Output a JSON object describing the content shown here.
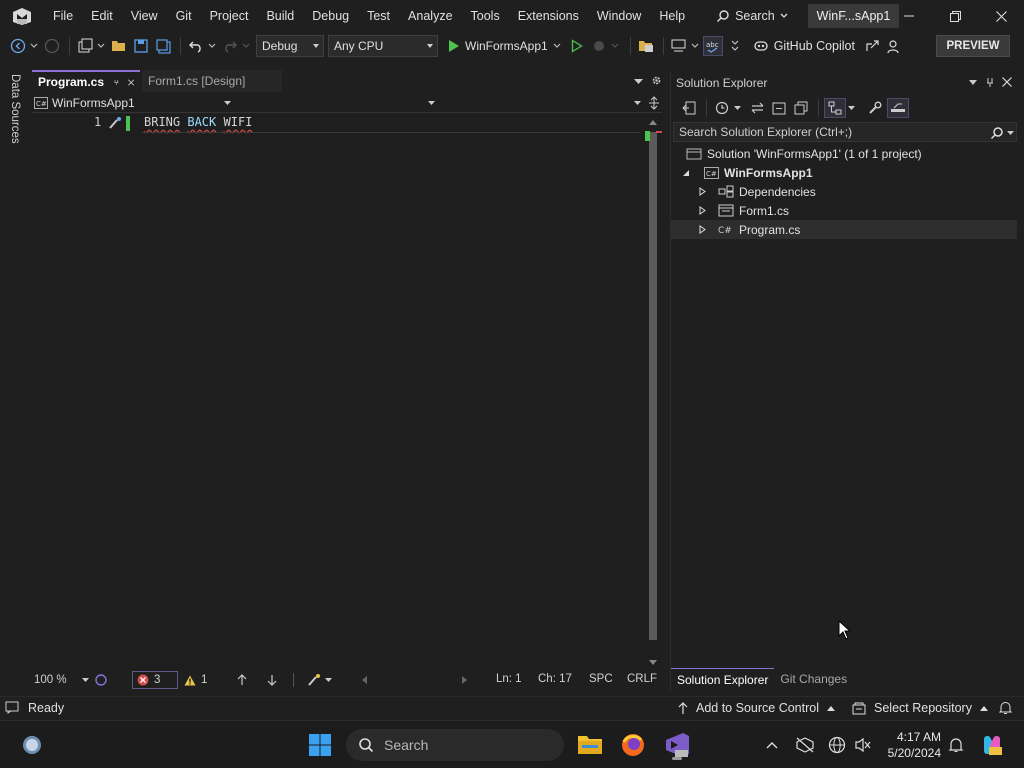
{
  "menu": {
    "items": [
      "File",
      "Edit",
      "View",
      "Git",
      "Project",
      "Build",
      "Debug",
      "Test",
      "Analyze",
      "Tools",
      "Extensions",
      "Window",
      "Help"
    ],
    "search_label": "Search",
    "window_title": "WinF...sApp1"
  },
  "toolbar": {
    "configuration": "Debug",
    "platform": "Any CPU",
    "run_target": "WinFormsApp1",
    "copilot_label": "GitHub Copilot",
    "preview_label": "PREVIEW"
  },
  "left_strip": {
    "label": "Data Sources"
  },
  "editor": {
    "tabs": [
      {
        "label": "Program.cs",
        "active": true
      },
      {
        "label": "Form1.cs [Design]",
        "active": false
      }
    ],
    "nav_project": "WinFormsApp1",
    "line_number": "1",
    "code_words": [
      "BRING",
      "BACK",
      "WIFI"
    ],
    "zoom": "100 %",
    "errors": "3",
    "warnings": "1",
    "ln": "Ln: 1",
    "ch": "Ch: 17",
    "spc": "SPC",
    "eol": "CRLF"
  },
  "solution_explorer": {
    "title": "Solution Explorer",
    "search_placeholder": "Search Solution Explorer (Ctrl+;)",
    "solution_label": "Solution 'WinFormsApp1' (1 of 1 project)",
    "project_label": "WinFormsApp1",
    "items": [
      {
        "label": "Dependencies",
        "icon": "dependencies-icon"
      },
      {
        "label": "Form1.cs",
        "icon": "form-icon"
      },
      {
        "label": "Program.cs",
        "icon": "csharp-icon"
      }
    ],
    "bottom_tabs": [
      "Solution Explorer",
      "Git Changes"
    ]
  },
  "statusbar": {
    "ready": "Ready",
    "source_control": "Add to Source Control",
    "repository": "Select Repository"
  },
  "taskbar": {
    "search_placeholder": "Search",
    "time": "4:17 AM",
    "date": "5/20/2024"
  },
  "colors": {
    "accent": "#8c72d8",
    "error": "#d14b4b",
    "run_green": "#4ec24e"
  }
}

★ ★ ★ ★ ★

GOAL: Write out every line of the preceding listing that contains "Search".

OUTPUT OF THE EXERCISE:
    "search_label": "Search",
    "search_placeholder": "Search Solution Explorer (Ctrl+;)",
    "search_placeholder": "Search",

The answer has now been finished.